Work instructions: Return each entry exactly, omitting nothing.

Material to process:
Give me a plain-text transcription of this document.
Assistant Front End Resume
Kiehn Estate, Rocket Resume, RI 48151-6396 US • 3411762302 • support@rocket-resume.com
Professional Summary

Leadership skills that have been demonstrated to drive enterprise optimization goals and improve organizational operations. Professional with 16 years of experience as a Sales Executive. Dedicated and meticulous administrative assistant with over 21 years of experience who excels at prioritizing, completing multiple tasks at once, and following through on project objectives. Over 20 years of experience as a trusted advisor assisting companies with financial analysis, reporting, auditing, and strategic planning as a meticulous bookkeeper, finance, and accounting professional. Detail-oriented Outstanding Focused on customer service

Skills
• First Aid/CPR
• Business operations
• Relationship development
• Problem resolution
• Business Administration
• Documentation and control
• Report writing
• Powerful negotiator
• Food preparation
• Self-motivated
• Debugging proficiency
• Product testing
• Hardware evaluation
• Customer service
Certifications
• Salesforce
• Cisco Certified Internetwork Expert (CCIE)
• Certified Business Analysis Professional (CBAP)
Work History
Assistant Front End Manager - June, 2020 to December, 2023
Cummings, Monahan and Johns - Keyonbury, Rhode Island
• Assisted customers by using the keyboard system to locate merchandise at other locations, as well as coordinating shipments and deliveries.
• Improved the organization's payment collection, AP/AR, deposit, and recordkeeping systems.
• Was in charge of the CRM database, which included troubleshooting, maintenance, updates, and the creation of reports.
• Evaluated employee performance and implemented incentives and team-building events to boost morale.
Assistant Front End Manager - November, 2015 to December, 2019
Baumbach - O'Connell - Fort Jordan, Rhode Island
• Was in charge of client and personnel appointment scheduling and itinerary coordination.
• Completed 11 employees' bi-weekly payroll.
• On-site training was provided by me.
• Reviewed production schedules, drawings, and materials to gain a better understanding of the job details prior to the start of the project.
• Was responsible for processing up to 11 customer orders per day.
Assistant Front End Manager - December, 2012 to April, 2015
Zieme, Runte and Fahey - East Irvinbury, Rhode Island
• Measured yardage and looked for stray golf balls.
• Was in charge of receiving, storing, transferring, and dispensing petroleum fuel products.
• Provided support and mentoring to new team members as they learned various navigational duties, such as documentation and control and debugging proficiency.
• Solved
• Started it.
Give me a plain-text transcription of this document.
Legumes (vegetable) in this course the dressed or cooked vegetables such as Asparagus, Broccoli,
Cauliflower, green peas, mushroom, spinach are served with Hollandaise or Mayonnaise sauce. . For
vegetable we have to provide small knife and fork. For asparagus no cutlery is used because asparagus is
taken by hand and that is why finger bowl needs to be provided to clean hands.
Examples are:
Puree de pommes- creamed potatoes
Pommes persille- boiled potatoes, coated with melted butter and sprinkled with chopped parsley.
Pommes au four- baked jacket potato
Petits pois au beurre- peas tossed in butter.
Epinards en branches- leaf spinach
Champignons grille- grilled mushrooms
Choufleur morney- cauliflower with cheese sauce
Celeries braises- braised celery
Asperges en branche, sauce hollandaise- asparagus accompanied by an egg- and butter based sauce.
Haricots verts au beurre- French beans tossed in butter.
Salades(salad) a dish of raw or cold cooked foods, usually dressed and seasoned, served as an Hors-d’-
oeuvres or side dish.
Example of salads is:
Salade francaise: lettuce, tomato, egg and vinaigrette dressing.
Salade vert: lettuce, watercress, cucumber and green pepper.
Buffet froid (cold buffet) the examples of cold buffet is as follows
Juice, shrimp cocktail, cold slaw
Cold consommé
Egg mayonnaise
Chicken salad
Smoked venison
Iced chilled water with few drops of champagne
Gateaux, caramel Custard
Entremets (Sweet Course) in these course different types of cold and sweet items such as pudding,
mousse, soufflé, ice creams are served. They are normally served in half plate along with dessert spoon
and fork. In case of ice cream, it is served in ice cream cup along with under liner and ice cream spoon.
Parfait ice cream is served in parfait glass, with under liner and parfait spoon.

Reply:
Give me a plain-text transcription of this document.
Assistant Front End Resume
Kiehn Estate, Rocket Resume, RI 48151-6396 US • 3411762302 • support@rocket-resume.com
Professional Summary

Leadership skills that have been demonstrated to drive enterprise optimization goals and improve organizational operations. Professional with 16 years of experience as a Sales Executive. Dedicated and meticulous administrative assistant with over 21 years of experience who excels at prioritizing, completing multiple tasks at once, and following through on project objectives. Over 20 years of experience as a trusted advisor assisting companies with financial analysis, reporting, auditing, and strategic planning as a meticulous bookkeeper, finance, and accounting professional. Detail-oriented Outstanding Focused on customer service

Skills
• First Aid/CPR
• Business operations
• Relationship development
• Problem resolution
• Business Administration
• Documentation and control
• Report writing
• Powerful negotiator
• Food preparation
• Self-motivated
• Debugging proficiency
• Product testing
• Hardware evaluation
• Customer service
Certifications
• Salesforce
• Cisco Certified Internetwork Expert (CCIE)
• Certified Business Analysis Professional (CBAP)
Work History
Assistant Front End Manager - June, 2020 to December, 2023
Cummings, Monahan and Johns - Keyonbury, Rhode Island
• Assisted customers by using the keyboard system to locate merchandise at other locations, as well as coordinating shipments and deliveries.
• Improved the organization's payment collection, AP/AR, deposit, and recordkeeping systems.
• Was in charge of the CRM database, which included troubleshooting, maintenance, updates, and the creation of reports.
• Evaluated employee performance and implemented incentives and team-building events to boost morale.
Assistant Front End Manager - November, 2015 to December, 2019
Baumbach - O'Connell - Fort Jordan, Rhode Island
• Was in charge of client and personnel appointment scheduling and itinerary coordination.
• Completed 11 employees' bi-weekly payroll.
• On-site training was provided by me.
• Reviewed production schedules, drawings, and materials to gain a better understanding of the job details prior to the start of the project.
• Was responsible for processing up to 11 customer orders per day.
Assistant Front End Manager - December, 2012 to April, 2015
Zieme, Runte and Fahey - East Irvinbury, Rhode Island
• Measured yardage and looked for stray golf balls.
• Was in charge of receiving, storing, transferring, and dispensing petroleum fuel products.
• Provided support and mentoring to new team members as they learned various navigational duties, such as documentation and control and debugging proficiency.
• Solved
• Started it.
Give me a plain-text transcription of this document.
Legumes (vegetable) in this course the dressed or cooked vegetables such as Asparagus, Broccoli,
Cauliflower, green peas, mushroom, spinach are served with Hollandaise or Mayonnaise sauce. . For
vegetable we have to provide small knife and fork. For asparagus no cutlery is used because asparagus is
taken by hand and that is why finger bowl needs to be provided to clean hands.
Examples are:
Puree de pommes- creamed potatoes
Pommes persille- boiled potatoes, coated with melted butter and sprinkled with chopped parsley.
Pommes au four- baked jacket potato
Petits pois au beurre- peas tossed in butter.
Epinards en branches- leaf spinach
Champignons grille- grilled mushrooms
Choufleur morney- cauliflower with cheese sauce
Celeries braises- braised celery
Asperges en branche, sauce hollandaise- asparagus accompanied by an egg- and butter based sauce.
Haricots verts au beurre- French beans tossed in butter.
Salades(salad) a dish of raw or cold cooked foods, usually dressed and seasoned, served as an Hors-d’-
oeuvres or side dish.
Example of salads is:
Salade francaise: lettuce, tomato, egg and vinaigrette dressing.
Salade vert: lettuce, watercress, cucumber and green pepper.
Buffet froid (cold buffet) the examples of cold buffet is as follows
Juice, shrimp cocktail, cold slaw
Cold consommé
Egg mayonnaise
Chicken salad
Smoked venison
Iced chilled water with few drops of champagne
Gateaux, caramel Custard
Entremets (Sweet Course) in these course different types of cold and sweet items such as pudding,
mousse, soufflé, ice creams are served. They are normally served in half plate along with dessert spoon
and fork. In case of ice cream, it is served in ice cream cup along with under liner and ice cream spoon.
Parfait ice cream is served in parfait glass, with under liner and parfait spoon.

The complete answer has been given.